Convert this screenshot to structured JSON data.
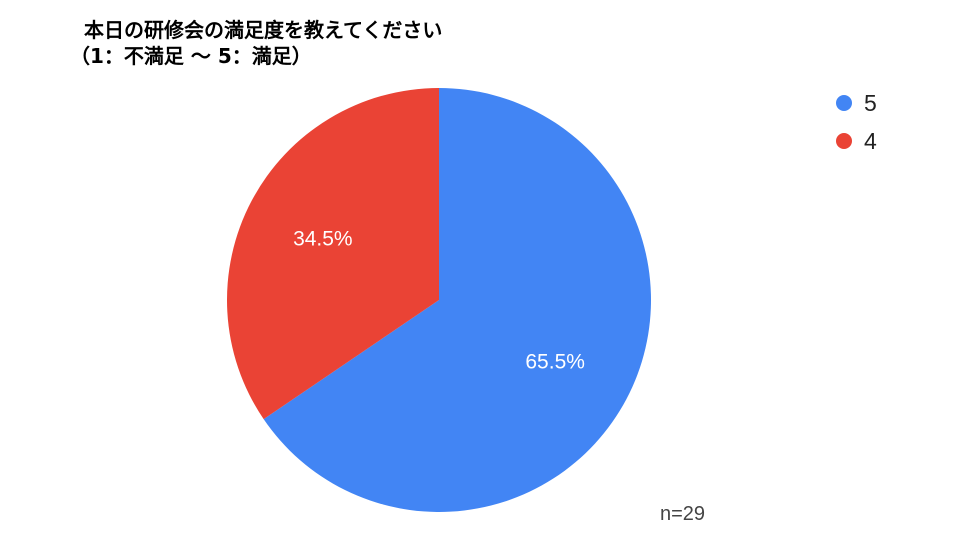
{
  "chart_data": {
    "type": "pie",
    "title": "本日の研修会の満足度を教えてください",
    "subtitle": "（1：不満足 〜 5：満足）",
    "slices": [
      {
        "label": "5",
        "value": 65.5,
        "display": "65.5%",
        "color": "#4285F4"
      },
      {
        "label": "4",
        "value": 34.5,
        "display": "34.5%",
        "color": "#EA4335"
      }
    ],
    "legend": {
      "position": "top-right",
      "entries": [
        "5",
        "4"
      ]
    },
    "note": "n=29"
  }
}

> **Work required**: Give back every line exactly as it stands, pictures excluded.

> **The response**:
Convert this screenshot to structured JSON data.
{
  "chart_data": {
    "type": "pie",
    "title": "本日の研修会の満足度を教えてください",
    "subtitle": "（1：不満足 〜 5：満足）",
    "slices": [
      {
        "label": "5",
        "value": 65.5,
        "display": "65.5%",
        "color": "#4285F4"
      },
      {
        "label": "4",
        "value": 34.5,
        "display": "34.5%",
        "color": "#EA4335"
      }
    ],
    "legend": {
      "position": "top-right",
      "entries": [
        "5",
        "4"
      ]
    },
    "note": "n=29"
  }
}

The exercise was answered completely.